── Text provided ──

1. Branching & synchronization

  1. Trunk-based with short-lived feature branches

    • Keep a single main (or develop) branch.
    • For each Jira ticket (e.g. FT-103) and country, create feature branches named:

      feature/FT-103-cn
      feature/FT-103-sg
      feature/FT-103-tw
      
    • When work is ready, merge back into main, then cherry-pick or merge into each uat_cn, uat_sg, uat_tw.
    • Benefit: merges into main happen once; country branches only pick up what they need.
  2. Regular syncing of UAT branches

    • Schedule a daily (or per-build) job to rebase each uat_* onto main so they don’t drift too far.
    • Automate it in CI (e.g. a GitHub Action that rebases uat_cn every night).
  3. Use pull-requests + review enforcement

    • Require a PR for every feature-branch → main merge.

───

Please answer these questions about the branching notes above.
(a) Which branch names are given for ticket FT-103?
(b) How often should the job that rebases each uat_* branch onto main run?
(c) What is required for every feature-branch → main merge?

── Recorded information ──

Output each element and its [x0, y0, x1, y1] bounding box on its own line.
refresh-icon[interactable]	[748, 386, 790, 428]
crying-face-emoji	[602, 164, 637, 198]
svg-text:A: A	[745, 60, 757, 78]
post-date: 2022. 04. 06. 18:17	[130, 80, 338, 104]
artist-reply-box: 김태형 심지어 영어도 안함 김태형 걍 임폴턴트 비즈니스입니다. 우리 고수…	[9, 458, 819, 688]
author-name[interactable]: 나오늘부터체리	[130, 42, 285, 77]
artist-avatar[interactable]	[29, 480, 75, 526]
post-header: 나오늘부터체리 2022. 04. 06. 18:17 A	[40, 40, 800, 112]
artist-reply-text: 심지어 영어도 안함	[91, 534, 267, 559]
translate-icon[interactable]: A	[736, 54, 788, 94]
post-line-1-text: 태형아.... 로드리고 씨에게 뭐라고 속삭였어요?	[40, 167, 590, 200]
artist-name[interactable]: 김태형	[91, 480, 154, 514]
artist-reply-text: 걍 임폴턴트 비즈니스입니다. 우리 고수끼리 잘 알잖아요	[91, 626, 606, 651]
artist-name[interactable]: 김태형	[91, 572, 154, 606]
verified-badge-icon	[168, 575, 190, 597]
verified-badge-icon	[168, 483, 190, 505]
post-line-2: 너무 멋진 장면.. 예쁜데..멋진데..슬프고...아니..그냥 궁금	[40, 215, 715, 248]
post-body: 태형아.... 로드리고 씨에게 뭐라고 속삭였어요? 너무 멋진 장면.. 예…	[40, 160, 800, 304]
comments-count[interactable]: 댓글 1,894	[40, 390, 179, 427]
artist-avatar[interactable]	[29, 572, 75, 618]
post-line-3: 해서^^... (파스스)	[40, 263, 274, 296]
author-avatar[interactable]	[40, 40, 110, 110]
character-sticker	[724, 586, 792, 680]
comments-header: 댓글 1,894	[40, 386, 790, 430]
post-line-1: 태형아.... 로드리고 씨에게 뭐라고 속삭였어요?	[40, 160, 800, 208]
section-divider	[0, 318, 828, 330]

───

Output below:
(a) feature/FT-103-cn, feature/FT-103-sg and feature/FT-103-tw
(b) Daily, or per build
(c) A pull request (PR)